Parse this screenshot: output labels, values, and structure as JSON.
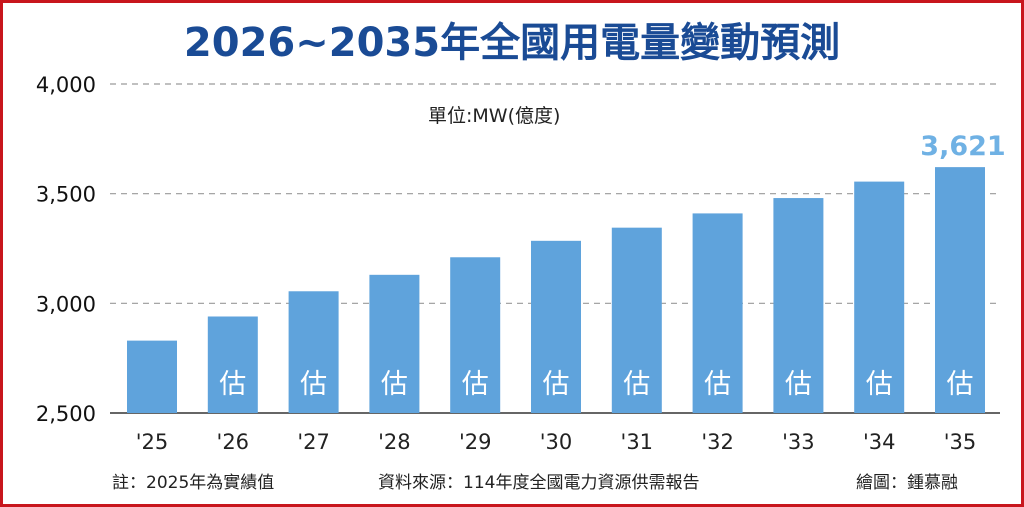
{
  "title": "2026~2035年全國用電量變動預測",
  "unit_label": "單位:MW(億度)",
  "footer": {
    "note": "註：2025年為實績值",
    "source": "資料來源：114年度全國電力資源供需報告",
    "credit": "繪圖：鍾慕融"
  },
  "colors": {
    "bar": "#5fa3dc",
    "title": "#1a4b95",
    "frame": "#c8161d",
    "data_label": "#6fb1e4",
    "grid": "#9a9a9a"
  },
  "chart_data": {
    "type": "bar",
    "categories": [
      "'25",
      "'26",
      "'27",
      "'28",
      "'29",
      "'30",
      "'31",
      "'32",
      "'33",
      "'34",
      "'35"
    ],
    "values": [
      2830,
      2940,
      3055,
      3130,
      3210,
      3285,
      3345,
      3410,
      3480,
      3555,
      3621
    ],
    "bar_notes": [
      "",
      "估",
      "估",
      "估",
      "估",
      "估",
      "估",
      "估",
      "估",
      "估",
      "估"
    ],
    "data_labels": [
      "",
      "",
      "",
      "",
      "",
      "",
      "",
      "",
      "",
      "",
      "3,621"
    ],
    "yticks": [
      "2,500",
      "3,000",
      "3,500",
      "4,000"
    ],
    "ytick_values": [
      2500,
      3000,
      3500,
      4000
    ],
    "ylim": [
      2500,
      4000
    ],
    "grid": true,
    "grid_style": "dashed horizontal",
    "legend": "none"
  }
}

### TASK TO COMPLETE
Reproduce all of the entries word for word, skipping any pictures they hold.

### COMPLETED TASK
Parse this screenshot: output labels, values, and structure as JSON.
{
  "title": "2026~2035年全國用電量變動預測",
  "unit_label": "單位:MW(億度)",
  "footer": {
    "note": "註：2025年為實績值",
    "source": "資料來源：114年度全國電力資源供需報告",
    "credit": "繪圖：鍾慕融"
  },
  "colors": {
    "bar": "#5fa3dc",
    "title": "#1a4b95",
    "frame": "#c8161d",
    "data_label": "#6fb1e4",
    "grid": "#9a9a9a"
  },
  "chart_data": {
    "type": "bar",
    "categories": [
      "'25",
      "'26",
      "'27",
      "'28",
      "'29",
      "'30",
      "'31",
      "'32",
      "'33",
      "'34",
      "'35"
    ],
    "values": [
      2830,
      2940,
      3055,
      3130,
      3210,
      3285,
      3345,
      3410,
      3480,
      3555,
      3621
    ],
    "bar_notes": [
      "",
      "估",
      "估",
      "估",
      "估",
      "估",
      "估",
      "估",
      "估",
      "估",
      "估"
    ],
    "data_labels": [
      "",
      "",
      "",
      "",
      "",
      "",
      "",
      "",
      "",
      "",
      "3,621"
    ],
    "yticks": [
      "2,500",
      "3,000",
      "3,500",
      "4,000"
    ],
    "ytick_values": [
      2500,
      3000,
      3500,
      4000
    ],
    "ylim": [
      2500,
      4000
    ],
    "grid": true,
    "grid_style": "dashed horizontal",
    "legend": "none"
  }
}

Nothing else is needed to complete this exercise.